### Provided data
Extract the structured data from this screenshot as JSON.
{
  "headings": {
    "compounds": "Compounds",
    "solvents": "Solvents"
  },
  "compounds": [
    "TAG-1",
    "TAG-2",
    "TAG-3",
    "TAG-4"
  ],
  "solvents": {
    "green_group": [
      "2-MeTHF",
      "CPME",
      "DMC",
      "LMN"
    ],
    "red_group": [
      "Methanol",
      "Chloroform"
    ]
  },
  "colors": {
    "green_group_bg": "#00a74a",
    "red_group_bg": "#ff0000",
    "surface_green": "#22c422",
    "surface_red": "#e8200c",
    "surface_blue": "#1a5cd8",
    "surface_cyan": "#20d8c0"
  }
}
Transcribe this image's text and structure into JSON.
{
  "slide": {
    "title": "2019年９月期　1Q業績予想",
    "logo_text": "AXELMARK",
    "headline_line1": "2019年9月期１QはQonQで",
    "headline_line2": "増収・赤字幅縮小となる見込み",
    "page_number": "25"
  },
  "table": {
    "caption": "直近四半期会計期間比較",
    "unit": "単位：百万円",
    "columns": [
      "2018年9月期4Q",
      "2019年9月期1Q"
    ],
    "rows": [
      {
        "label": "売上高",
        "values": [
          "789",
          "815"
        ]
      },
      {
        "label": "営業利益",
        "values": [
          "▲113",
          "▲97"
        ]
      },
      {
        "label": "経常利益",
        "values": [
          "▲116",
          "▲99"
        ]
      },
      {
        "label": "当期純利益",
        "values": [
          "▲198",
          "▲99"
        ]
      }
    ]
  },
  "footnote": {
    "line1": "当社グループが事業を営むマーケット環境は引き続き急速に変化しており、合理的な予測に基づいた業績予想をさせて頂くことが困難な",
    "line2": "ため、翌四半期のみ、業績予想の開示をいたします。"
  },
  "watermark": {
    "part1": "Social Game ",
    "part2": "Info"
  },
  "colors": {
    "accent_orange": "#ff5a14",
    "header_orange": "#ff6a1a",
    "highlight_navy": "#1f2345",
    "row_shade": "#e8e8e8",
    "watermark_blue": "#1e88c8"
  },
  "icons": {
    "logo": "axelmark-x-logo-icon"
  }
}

### Direction
From the line containing "Transcribe this image's" through the closing line of the material above, return every line exactly and omit all others.

### Reply to the exercise
Transcribe this image's text and structure into JSON.
{
  "slide": {
    "title": "2019年９月期　1Q業績予想",
    "logo_text": "AXELMARK",
    "headline_line1": "2019年9月期１QはQonQで",
    "headline_line2": "増収・赤字幅縮小となる見込み",
    "page_number": "25"
  },
  "table": {
    "caption": "直近四半期会計期間比較",
    "unit": "単位：百万円",
    "columns": [
      "2018年9月期4Q",
      "2019年9月期1Q"
    ],
    "rows": [
      {
        "label": "売上高",
        "values": [
          "789",
          "815"
        ]
      },
      {
        "label": "営業利益",
        "values": [
          "▲113",
          "▲97"
        ]
      },
      {
        "label": "経常利益",
        "values": [
          "▲116",
          "▲99"
        ]
      },
      {
        "label": "当期純利益",
        "values": [
          "▲198",
          "▲99"
        ]
      }
    ]
  },
  "footnote": {
    "line1": "当社グループが事業を営むマーケット環境は引き続き急速に変化しており、合理的な予測に基づいた業績予想をさせて頂くことが困難な",
    "line2": "ため、翌四半期のみ、業績予想の開示をいたします。"
  },
  "watermark": {
    "part1": "Social Game ",
    "part2": "Info"
  },
  "colors": {
    "accent_orange": "#ff5a14",
    "header_orange": "#ff6a1a",
    "highlight_navy": "#1f2345",
    "row_shade": "#e8e8e8",
    "watermark_blue": "#1e88c8"
  },
  "icons": {
    "logo": "axelmark-x-logo-icon"
  }
}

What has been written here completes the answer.